> [What you need to do]
Write out the rows word for word, starting with the first row and continuing through the line that contains "condition-1-line-4: 区)注册的居民企业。 bbox=[188, 1458, 510, 1493]", including that line.

> [Provided material]
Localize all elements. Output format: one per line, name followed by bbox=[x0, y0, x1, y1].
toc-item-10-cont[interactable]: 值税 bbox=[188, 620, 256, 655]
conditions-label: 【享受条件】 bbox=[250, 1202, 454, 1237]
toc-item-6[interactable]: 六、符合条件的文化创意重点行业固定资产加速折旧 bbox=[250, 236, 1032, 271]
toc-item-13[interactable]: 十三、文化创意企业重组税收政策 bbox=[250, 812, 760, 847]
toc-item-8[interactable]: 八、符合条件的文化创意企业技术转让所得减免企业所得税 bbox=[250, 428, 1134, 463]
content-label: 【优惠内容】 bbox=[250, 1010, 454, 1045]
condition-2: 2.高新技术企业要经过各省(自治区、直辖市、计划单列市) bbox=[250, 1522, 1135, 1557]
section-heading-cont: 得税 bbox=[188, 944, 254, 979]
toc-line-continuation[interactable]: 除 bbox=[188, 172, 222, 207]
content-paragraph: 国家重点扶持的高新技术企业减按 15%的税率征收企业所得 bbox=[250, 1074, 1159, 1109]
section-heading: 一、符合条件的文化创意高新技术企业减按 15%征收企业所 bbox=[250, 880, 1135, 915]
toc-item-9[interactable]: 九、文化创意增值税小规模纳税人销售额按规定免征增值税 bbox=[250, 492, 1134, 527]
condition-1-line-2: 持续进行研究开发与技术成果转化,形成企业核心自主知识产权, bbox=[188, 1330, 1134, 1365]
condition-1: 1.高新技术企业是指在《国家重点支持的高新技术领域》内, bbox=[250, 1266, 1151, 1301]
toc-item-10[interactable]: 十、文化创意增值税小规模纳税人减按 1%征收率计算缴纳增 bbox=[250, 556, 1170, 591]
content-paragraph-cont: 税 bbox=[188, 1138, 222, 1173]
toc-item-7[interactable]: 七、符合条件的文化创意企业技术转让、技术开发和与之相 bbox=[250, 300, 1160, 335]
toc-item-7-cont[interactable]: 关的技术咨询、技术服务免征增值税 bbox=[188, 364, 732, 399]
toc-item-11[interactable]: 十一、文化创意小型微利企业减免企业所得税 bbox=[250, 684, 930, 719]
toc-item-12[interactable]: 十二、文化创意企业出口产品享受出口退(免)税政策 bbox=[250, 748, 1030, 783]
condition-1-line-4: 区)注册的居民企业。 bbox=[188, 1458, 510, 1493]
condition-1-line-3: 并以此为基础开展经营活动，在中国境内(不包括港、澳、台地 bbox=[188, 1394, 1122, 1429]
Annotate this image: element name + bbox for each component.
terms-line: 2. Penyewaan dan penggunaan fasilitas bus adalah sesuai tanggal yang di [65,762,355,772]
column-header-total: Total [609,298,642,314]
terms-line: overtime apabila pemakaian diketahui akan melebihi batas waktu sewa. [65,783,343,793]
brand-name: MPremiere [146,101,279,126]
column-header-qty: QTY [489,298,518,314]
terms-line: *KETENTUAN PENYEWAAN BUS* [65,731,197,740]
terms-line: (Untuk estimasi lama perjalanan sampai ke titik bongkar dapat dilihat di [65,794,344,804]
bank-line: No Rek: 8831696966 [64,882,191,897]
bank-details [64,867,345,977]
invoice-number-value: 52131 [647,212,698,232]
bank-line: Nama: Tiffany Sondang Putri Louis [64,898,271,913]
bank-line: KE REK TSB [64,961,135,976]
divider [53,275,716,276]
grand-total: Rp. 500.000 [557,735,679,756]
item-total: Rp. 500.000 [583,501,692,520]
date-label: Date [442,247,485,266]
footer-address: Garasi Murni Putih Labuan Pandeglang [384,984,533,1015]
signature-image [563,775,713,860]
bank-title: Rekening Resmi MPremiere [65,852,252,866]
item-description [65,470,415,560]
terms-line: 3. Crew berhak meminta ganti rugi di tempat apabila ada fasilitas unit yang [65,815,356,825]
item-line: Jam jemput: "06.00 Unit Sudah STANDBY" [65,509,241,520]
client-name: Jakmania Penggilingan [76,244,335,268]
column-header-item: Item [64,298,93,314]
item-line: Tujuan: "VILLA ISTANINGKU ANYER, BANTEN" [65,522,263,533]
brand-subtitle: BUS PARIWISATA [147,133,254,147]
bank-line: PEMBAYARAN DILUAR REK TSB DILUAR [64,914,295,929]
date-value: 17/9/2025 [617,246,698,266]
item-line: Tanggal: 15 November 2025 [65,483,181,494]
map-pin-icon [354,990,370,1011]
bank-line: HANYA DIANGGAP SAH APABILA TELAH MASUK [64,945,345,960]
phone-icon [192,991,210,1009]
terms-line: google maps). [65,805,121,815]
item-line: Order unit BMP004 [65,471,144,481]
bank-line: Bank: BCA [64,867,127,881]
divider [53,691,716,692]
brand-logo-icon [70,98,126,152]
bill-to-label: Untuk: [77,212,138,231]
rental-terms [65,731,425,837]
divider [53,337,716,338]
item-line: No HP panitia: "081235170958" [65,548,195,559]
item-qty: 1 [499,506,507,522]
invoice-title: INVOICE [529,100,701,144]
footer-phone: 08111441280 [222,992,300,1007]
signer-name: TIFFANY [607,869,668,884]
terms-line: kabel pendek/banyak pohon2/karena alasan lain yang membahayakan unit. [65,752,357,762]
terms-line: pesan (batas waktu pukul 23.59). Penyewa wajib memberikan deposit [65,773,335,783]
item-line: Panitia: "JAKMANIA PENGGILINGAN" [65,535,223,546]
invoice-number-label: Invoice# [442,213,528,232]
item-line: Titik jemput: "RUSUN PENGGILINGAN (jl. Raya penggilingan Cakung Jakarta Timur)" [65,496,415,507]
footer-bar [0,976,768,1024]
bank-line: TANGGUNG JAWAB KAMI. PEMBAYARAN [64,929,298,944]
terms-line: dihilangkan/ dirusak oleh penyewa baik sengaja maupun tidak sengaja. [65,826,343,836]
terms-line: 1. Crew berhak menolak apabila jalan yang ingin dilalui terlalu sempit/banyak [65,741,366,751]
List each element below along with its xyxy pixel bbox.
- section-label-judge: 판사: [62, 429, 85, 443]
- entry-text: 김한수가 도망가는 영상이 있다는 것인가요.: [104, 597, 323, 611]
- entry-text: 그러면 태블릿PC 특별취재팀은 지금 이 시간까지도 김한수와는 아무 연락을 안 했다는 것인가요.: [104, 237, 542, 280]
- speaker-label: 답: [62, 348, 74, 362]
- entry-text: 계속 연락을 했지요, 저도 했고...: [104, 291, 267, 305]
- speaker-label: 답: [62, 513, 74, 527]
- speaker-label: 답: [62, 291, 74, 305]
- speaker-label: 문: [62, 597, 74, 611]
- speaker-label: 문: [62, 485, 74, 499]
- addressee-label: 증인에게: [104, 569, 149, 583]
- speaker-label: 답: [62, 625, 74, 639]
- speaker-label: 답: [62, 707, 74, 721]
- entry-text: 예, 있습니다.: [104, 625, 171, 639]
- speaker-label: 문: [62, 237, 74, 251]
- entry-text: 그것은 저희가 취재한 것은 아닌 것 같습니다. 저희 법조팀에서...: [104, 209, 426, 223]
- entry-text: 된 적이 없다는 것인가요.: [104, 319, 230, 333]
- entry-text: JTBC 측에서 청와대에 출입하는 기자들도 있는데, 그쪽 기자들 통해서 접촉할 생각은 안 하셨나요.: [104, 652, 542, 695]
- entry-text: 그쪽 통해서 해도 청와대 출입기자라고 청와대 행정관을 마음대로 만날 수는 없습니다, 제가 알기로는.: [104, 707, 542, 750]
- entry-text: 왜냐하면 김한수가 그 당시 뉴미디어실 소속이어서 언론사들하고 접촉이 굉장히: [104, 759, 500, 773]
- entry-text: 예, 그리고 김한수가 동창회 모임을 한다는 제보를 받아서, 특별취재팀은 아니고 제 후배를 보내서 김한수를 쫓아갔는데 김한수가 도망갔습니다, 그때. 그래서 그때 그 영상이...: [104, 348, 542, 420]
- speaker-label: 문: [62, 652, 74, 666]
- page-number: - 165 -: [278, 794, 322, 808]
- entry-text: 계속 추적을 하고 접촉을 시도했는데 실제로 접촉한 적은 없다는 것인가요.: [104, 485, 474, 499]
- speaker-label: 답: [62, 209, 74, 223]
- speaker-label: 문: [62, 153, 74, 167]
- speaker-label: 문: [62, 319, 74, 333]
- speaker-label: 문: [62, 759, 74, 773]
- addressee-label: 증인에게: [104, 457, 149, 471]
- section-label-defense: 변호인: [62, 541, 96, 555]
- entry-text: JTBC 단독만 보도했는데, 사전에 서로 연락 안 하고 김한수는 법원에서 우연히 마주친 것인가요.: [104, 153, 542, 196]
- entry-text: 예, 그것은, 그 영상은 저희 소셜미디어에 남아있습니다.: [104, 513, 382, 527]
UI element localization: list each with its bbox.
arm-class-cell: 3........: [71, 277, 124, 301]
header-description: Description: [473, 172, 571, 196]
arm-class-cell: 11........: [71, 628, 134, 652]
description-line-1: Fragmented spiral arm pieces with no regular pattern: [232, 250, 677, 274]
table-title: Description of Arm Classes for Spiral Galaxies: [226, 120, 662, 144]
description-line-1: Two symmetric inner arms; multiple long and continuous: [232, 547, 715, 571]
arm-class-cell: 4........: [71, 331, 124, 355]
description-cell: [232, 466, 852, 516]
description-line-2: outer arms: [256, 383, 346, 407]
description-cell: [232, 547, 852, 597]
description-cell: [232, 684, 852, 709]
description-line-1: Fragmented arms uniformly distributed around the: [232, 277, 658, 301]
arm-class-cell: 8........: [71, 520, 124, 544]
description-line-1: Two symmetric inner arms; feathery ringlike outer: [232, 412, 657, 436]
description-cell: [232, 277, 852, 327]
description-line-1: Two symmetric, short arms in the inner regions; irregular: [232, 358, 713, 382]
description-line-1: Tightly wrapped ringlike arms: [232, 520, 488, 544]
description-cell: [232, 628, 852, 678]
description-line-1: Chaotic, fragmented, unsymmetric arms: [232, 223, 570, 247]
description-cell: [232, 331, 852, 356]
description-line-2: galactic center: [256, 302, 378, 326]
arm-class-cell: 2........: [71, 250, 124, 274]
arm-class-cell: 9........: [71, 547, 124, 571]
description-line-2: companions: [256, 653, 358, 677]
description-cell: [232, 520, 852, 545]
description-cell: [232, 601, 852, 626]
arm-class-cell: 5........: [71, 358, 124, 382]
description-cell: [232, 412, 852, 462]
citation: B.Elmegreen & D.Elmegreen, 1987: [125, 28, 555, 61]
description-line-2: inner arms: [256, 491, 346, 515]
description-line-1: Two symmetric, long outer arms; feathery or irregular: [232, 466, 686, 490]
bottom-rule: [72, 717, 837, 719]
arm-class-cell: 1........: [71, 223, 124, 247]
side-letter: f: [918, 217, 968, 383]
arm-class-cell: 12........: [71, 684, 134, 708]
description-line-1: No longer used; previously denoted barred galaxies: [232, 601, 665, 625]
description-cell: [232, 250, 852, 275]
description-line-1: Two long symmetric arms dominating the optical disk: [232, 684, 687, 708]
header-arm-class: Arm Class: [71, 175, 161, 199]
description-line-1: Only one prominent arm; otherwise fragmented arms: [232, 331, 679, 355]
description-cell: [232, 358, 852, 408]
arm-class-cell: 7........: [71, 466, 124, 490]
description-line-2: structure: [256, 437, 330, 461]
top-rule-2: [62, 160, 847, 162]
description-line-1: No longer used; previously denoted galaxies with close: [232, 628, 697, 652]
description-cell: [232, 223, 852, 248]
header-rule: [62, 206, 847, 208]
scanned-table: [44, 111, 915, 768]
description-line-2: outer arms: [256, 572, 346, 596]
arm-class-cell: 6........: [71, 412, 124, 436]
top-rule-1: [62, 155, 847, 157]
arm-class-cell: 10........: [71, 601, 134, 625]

> [Final result]
Localize all elements. Output format: one per line, name followed by bbox=[x0, y0, x1, y1].
toc-item-10-cont[interactable]: 值税 bbox=[188, 620, 256, 655]
conditions-label: 【享受条件】 bbox=[250, 1202, 454, 1237]
toc-item-6[interactable]: 六、符合条件的文化创意重点行业固定资产加速折旧 bbox=[250, 236, 1032, 271]
toc-item-13[interactable]: 十三、文化创意企业重组税收政策 bbox=[250, 812, 760, 847]
toc-item-8[interactable]: 八、符合条件的文化创意企业技术转让所得减免企业所得税 bbox=[250, 428, 1134, 463]
content-label: 【优惠内容】 bbox=[250, 1010, 454, 1045]
condition-2: 2.高新技术企业要经过各省(自治区、直辖市、计划单列市) bbox=[250, 1522, 1135, 1557]
section-heading-cont: 得税 bbox=[188, 944, 254, 979]
toc-line-continuation[interactable]: 除 bbox=[188, 172, 222, 207]
content-paragraph: 国家重点扶持的高新技术企业减按 15%的税率征收企业所得 bbox=[250, 1074, 1159, 1109]
section-heading: 一、符合条件的文化创意高新技术企业减按 15%征收企业所 bbox=[250, 880, 1135, 915]
toc-item-9[interactable]: 九、文化创意增值税小规模纳税人销售额按规定免征增值税 bbox=[250, 492, 1134, 527]
condition-1-line-2: 持续进行研究开发与技术成果转化,形成企业核心自主知识产权, bbox=[188, 1330, 1134, 1365]
condition-1: 1.高新技术企业是指在《国家重点支持的高新技术领域》内, bbox=[250, 1266, 1151, 1301]
toc-item-10[interactable]: 十、文化创意增值税小规模纳税人减按 1%征收率计算缴纳增 bbox=[250, 556, 1170, 591]
content-paragraph-cont: 税 bbox=[188, 1138, 222, 1173]
toc-item-7[interactable]: 七、符合条件的文化创意企业技术转让、技术开发和与之相 bbox=[250, 300, 1160, 335]
toc-item-7-cont[interactable]: 关的技术咨询、技术服务免征增值税 bbox=[188, 364, 732, 399]
toc-item-11[interactable]: 十一、文化创意小型微利企业减免企业所得税 bbox=[250, 684, 930, 719]
toc-item-12[interactable]: 十二、文化创意企业出口产品享受出口退(免)税政策 bbox=[250, 748, 1030, 783]
condition-1-line-4: 区)注册的居民企业。 bbox=[188, 1458, 510, 1493]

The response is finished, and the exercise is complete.